> _Problem details_:
Copy out the listing that follows, exactly, without its pictures.

## Start Material shown

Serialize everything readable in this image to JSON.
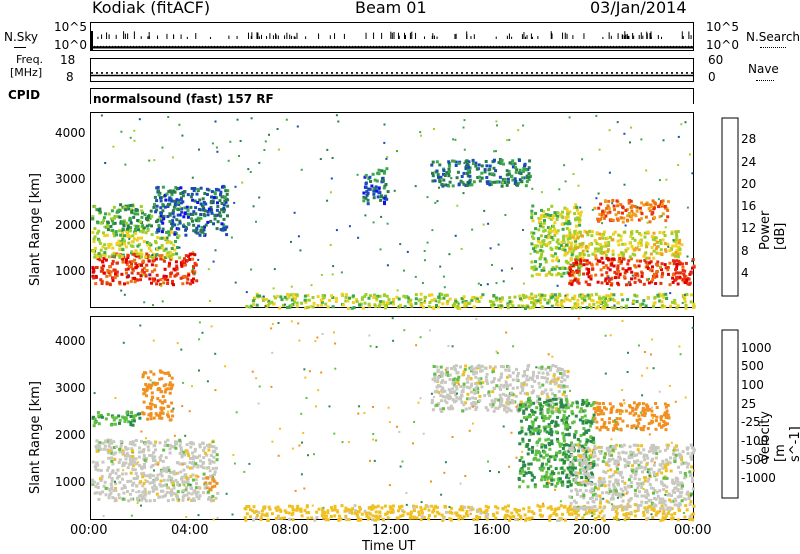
{
  "header": {
    "station": "Kodiak (fitACF)",
    "beam": "Beam 01",
    "date": "03/Jan/2014"
  },
  "nsky_panel": {
    "left_label": "N.Sky",
    "right_label": "N.Search",
    "left_ticks": [
      "10^5",
      "10^0"
    ],
    "right_ticks": [
      "10^5",
      "10^0"
    ]
  },
  "freq_panel": {
    "left_label_line1": "Freq.",
    "left_label_line2": "[MHz]",
    "right_label": "Nave",
    "left_ticks": [
      "18",
      "8"
    ],
    "right_ticks": [
      "60",
      "0"
    ]
  },
  "cpid": {
    "label": "CPID",
    "text": "normalsound (fast) 157 RF"
  },
  "axes": {
    "x_ticks": [
      "00:00",
      "04:00",
      "08:00",
      "12:00",
      "16:00",
      "20:00",
      "00:00"
    ],
    "x_label": "Time UT",
    "y_label": "Slant Range [km]",
    "y_ticks": [
      "4000",
      "3000",
      "2000",
      "1000"
    ]
  },
  "power_colorbar": {
    "label": "Power [dB]",
    "ticks": [
      "28",
      "24",
      "20",
      "16",
      "12",
      "8",
      "4"
    ],
    "colors": [
      "#1010ee",
      "#1a4ab8",
      "#2a7d4a",
      "#3aa84a",
      "#9ccf2a",
      "#f0d020",
      "#f0a020",
      "#f07010",
      "#e83010",
      "#e00000"
    ]
  },
  "velocity_colorbar": {
    "label": "Velocity [m s^-1]",
    "ticks": [
      "1000",
      "500",
      "100",
      "25",
      "-25",
      "-100",
      "-500",
      "-1000"
    ],
    "colors": [
      "#1a3ad0",
      "#2a5fb8",
      "#2a8a4a",
      "#60c040",
      "#c8c8c0",
      "#f0c020",
      "#f09020",
      "#f06010",
      "#e02000"
    ]
  },
  "chart_data": [
    {
      "type": "line",
      "title": "N.Sky / N.Search",
      "x_range_hours": [
        0,
        24
      ],
      "y_scale": "log",
      "ylim": [
        1,
        100000
      ],
      "series": [
        {
          "name": "N.Sky",
          "values": [
            3,
            3,
            3,
            3,
            3,
            3,
            3,
            3,
            3,
            3,
            3,
            3,
            3,
            3,
            3,
            3,
            3,
            3,
            3,
            3,
            3,
            3,
            3,
            3,
            3
          ]
        },
        {
          "name": "N.Search",
          "values": [
            3,
            3,
            3,
            3,
            3,
            3,
            3,
            3,
            3,
            3,
            3,
            3,
            3,
            3,
            3,
            3,
            3,
            3,
            3,
            3,
            3,
            3,
            3,
            3,
            3
          ]
        }
      ]
    },
    {
      "type": "line",
      "title": "Freq. [MHz] / Nave",
      "x_range_hours": [
        0,
        24
      ],
      "freq_ylim": [
        8,
        18
      ],
      "nave_ylim": [
        0,
        60
      ],
      "series": [
        {
          "name": "Freq.",
          "values": [
            10.5,
            10.5,
            10.5,
            10.5,
            10.5,
            10.5,
            10.5,
            10.5,
            10.5,
            10.5,
            10.5,
            10.5,
            10.5,
            10.5,
            10.5,
            10.5,
            10.5,
            10.5,
            10.5,
            10.5,
            10.5,
            10.5,
            10.5,
            10.5,
            10.5
          ]
        },
        {
          "name": "Nave",
          "values": [
            22,
            22,
            22,
            22,
            22,
            22,
            22,
            22,
            22,
            22,
            22,
            22,
            22,
            22,
            22,
            22,
            22,
            22,
            22,
            22,
            22,
            22,
            22,
            22,
            22
          ]
        }
      ]
    },
    {
      "type": "heatmap",
      "title": "Power [dB]",
      "x_range_hours": [
        0,
        24
      ],
      "ylim": [
        180,
        4500
      ],
      "zlim": [
        0,
        30
      ],
      "blobs": [
        {
          "t0": 0.0,
          "t1": 4.2,
          "r0": 700,
          "r1": 1400,
          "value": 26
        },
        {
          "t0": 0.0,
          "t1": 3.5,
          "r0": 1300,
          "r1": 1900,
          "value": 14
        },
        {
          "t0": 0.0,
          "t1": 2.8,
          "r0": 1900,
          "r1": 2500,
          "value": 10
        },
        {
          "t0": 2.5,
          "t1": 5.4,
          "r0": 1800,
          "r1": 2900,
          "value": 6
        },
        {
          "t0": 10.8,
          "t1": 11.8,
          "r0": 2500,
          "r1": 3300,
          "value": 6
        },
        {
          "t0": 6.0,
          "t1": 24.0,
          "r0": 180,
          "r1": 500,
          "value": 14
        },
        {
          "t0": 13.5,
          "t1": 17.5,
          "r0": 2900,
          "r1": 3500,
          "value": 8
        },
        {
          "t0": 17.5,
          "t1": 19.5,
          "r0": 900,
          "r1": 2500,
          "value": 14
        },
        {
          "t0": 19.0,
          "t1": 24.0,
          "r0": 700,
          "r1": 1300,
          "value": 26
        },
        {
          "t0": 20.0,
          "t1": 23.0,
          "r0": 2100,
          "r1": 2600,
          "value": 22
        },
        {
          "t0": 19.0,
          "t1": 23.5,
          "r0": 1300,
          "r1": 1900,
          "value": 16
        }
      ]
    },
    {
      "type": "heatmap",
      "title": "Velocity [m s^-1]",
      "x_range_hours": [
        0,
        24
      ],
      "ylim": [
        180,
        4500
      ],
      "zlim": [
        -1000,
        1000
      ],
      "blobs": [
        {
          "t0": 0.0,
          "t1": 5.0,
          "r0": 600,
          "r1": 1900,
          "value": 0
        },
        {
          "t0": 0.0,
          "t1": 2.0,
          "r0": 2200,
          "r1": 2500,
          "value": 100
        },
        {
          "t0": 2.0,
          "t1": 3.2,
          "r0": 2300,
          "r1": 3400,
          "value": -300
        },
        {
          "t0": 4.5,
          "t1": 5.0,
          "r0": 800,
          "r1": 1100,
          "value": -300
        },
        {
          "t0": 6.0,
          "t1": 24.0,
          "r0": 180,
          "r1": 500,
          "value": -50
        },
        {
          "t0": 13.5,
          "t1": 19.0,
          "r0": 2500,
          "r1": 3500,
          "value": 0
        },
        {
          "t0": 17.0,
          "t1": 20.0,
          "r0": 900,
          "r1": 2800,
          "value": 100
        },
        {
          "t0": 19.0,
          "t1": 24.0,
          "r0": 400,
          "r1": 1800,
          "value": 0
        },
        {
          "t0": 20.0,
          "t1": 23.0,
          "r0": 2100,
          "r1": 2700,
          "value": -400
        }
      ]
    }
  ]
}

## End Material shown

> _Full output_:
Serialize everything readable in this image to JSON.
{
  "header": {
    "station": "Kodiak (fitACF)",
    "beam": "Beam 01",
    "date": "03/Jan/2014"
  },
  "nsky_panel": {
    "left_label": "N.Sky",
    "right_label": "N.Search",
    "left_ticks": [
      "10^5",
      "10^0"
    ],
    "right_ticks": [
      "10^5",
      "10^0"
    ]
  },
  "freq_panel": {
    "left_label_line1": "Freq.",
    "left_label_line2": "[MHz]",
    "right_label": "Nave",
    "left_ticks": [
      "18",
      "8"
    ],
    "right_ticks": [
      "60",
      "0"
    ]
  },
  "cpid": {
    "label": "CPID",
    "text": "normalsound (fast) 157 RF"
  },
  "axes": {
    "x_ticks": [
      "00:00",
      "04:00",
      "08:00",
      "12:00",
      "16:00",
      "20:00",
      "00:00"
    ],
    "x_label": "Time UT",
    "y_label": "Slant Range [km]",
    "y_ticks": [
      "4000",
      "3000",
      "2000",
      "1000"
    ]
  },
  "power_colorbar": {
    "label": "Power [dB]",
    "ticks": [
      "28",
      "24",
      "20",
      "16",
      "12",
      "8",
      "4"
    ],
    "colors": [
      "#1010ee",
      "#1a4ab8",
      "#2a7d4a",
      "#3aa84a",
      "#9ccf2a",
      "#f0d020",
      "#f0a020",
      "#f07010",
      "#e83010",
      "#e00000"
    ]
  },
  "velocity_colorbar": {
    "label": "Velocity [m s^-1]",
    "ticks": [
      "1000",
      "500",
      "100",
      "25",
      "-25",
      "-100",
      "-500",
      "-1000"
    ],
    "colors": [
      "#1a3ad0",
      "#2a5fb8",
      "#2a8a4a",
      "#60c040",
      "#c8c8c0",
      "#f0c020",
      "#f09020",
      "#f06010",
      "#e02000"
    ]
  },
  "chart_data": [
    {
      "type": "line",
      "title": "N.Sky / N.Search",
      "x_range_hours": [
        0,
        24
      ],
      "y_scale": "log",
      "ylim": [
        1,
        100000
      ],
      "series": [
        {
          "name": "N.Sky",
          "values": [
            3,
            3,
            3,
            3,
            3,
            3,
            3,
            3,
            3,
            3,
            3,
            3,
            3,
            3,
            3,
            3,
            3,
            3,
            3,
            3,
            3,
            3,
            3,
            3,
            3
          ]
        },
        {
          "name": "N.Search",
          "values": [
            3,
            3,
            3,
            3,
            3,
            3,
            3,
            3,
            3,
            3,
            3,
            3,
            3,
            3,
            3,
            3,
            3,
            3,
            3,
            3,
            3,
            3,
            3,
            3,
            3
          ]
        }
      ]
    },
    {
      "type": "line",
      "title": "Freq. [MHz] / Nave",
      "x_range_hours": [
        0,
        24
      ],
      "freq_ylim": [
        8,
        18
      ],
      "nave_ylim": [
        0,
        60
      ],
      "series": [
        {
          "name": "Freq.",
          "values": [
            10.5,
            10.5,
            10.5,
            10.5,
            10.5,
            10.5,
            10.5,
            10.5,
            10.5,
            10.5,
            10.5,
            10.5,
            10.5,
            10.5,
            10.5,
            10.5,
            10.5,
            10.5,
            10.5,
            10.5,
            10.5,
            10.5,
            10.5,
            10.5,
            10.5
          ]
        },
        {
          "name": "Nave",
          "values": [
            22,
            22,
            22,
            22,
            22,
            22,
            22,
            22,
            22,
            22,
            22,
            22,
            22,
            22,
            22,
            22,
            22,
            22,
            22,
            22,
            22,
            22,
            22,
            22,
            22
          ]
        }
      ]
    },
    {
      "type": "heatmap",
      "title": "Power [dB]",
      "x_range_hours": [
        0,
        24
      ],
      "ylim": [
        180,
        4500
      ],
      "zlim": [
        0,
        30
      ],
      "blobs": [
        {
          "t0": 0.0,
          "t1": 4.2,
          "r0": 700,
          "r1": 1400,
          "value": 26
        },
        {
          "t0": 0.0,
          "t1": 3.5,
          "r0": 1300,
          "r1": 1900,
          "value": 14
        },
        {
          "t0": 0.0,
          "t1": 2.8,
          "r0": 1900,
          "r1": 2500,
          "value": 10
        },
        {
          "t0": 2.5,
          "t1": 5.4,
          "r0": 1800,
          "r1": 2900,
          "value": 6
        },
        {
          "t0": 10.8,
          "t1": 11.8,
          "r0": 2500,
          "r1": 3300,
          "value": 6
        },
        {
          "t0": 6.0,
          "t1": 24.0,
          "r0": 180,
          "r1": 500,
          "value": 14
        },
        {
          "t0": 13.5,
          "t1": 17.5,
          "r0": 2900,
          "r1": 3500,
          "value": 8
        },
        {
          "t0": 17.5,
          "t1": 19.5,
          "r0": 900,
          "r1": 2500,
          "value": 14
        },
        {
          "t0": 19.0,
          "t1": 24.0,
          "r0": 700,
          "r1": 1300,
          "value": 26
        },
        {
          "t0": 20.0,
          "t1": 23.0,
          "r0": 2100,
          "r1": 2600,
          "value": 22
        },
        {
          "t0": 19.0,
          "t1": 23.5,
          "r0": 1300,
          "r1": 1900,
          "value": 16
        }
      ]
    },
    {
      "type": "heatmap",
      "title": "Velocity [m s^-1]",
      "x_range_hours": [
        0,
        24
      ],
      "ylim": [
        180,
        4500
      ],
      "zlim": [
        -1000,
        1000
      ],
      "blobs": [
        {
          "t0": 0.0,
          "t1": 5.0,
          "r0": 600,
          "r1": 1900,
          "value": 0
        },
        {
          "t0": 0.0,
          "t1": 2.0,
          "r0": 2200,
          "r1": 2500,
          "value": 100
        },
        {
          "t0": 2.0,
          "t1": 3.2,
          "r0": 2300,
          "r1": 3400,
          "value": -300
        },
        {
          "t0": 4.5,
          "t1": 5.0,
          "r0": 800,
          "r1": 1100,
          "value": -300
        },
        {
          "t0": 6.0,
          "t1": 24.0,
          "r0": 180,
          "r1": 500,
          "value": -50
        },
        {
          "t0": 13.5,
          "t1": 19.0,
          "r0": 2500,
          "r1": 3500,
          "value": 0
        },
        {
          "t0": 17.0,
          "t1": 20.0,
          "r0": 900,
          "r1": 2800,
          "value": 100
        },
        {
          "t0": 19.0,
          "t1": 24.0,
          "r0": 400,
          "r1": 1800,
          "value": 0
        },
        {
          "t0": 20.0,
          "t1": 23.0,
          "r0": 2100,
          "r1": 2700,
          "value": -400
        }
      ]
    }
  ]
}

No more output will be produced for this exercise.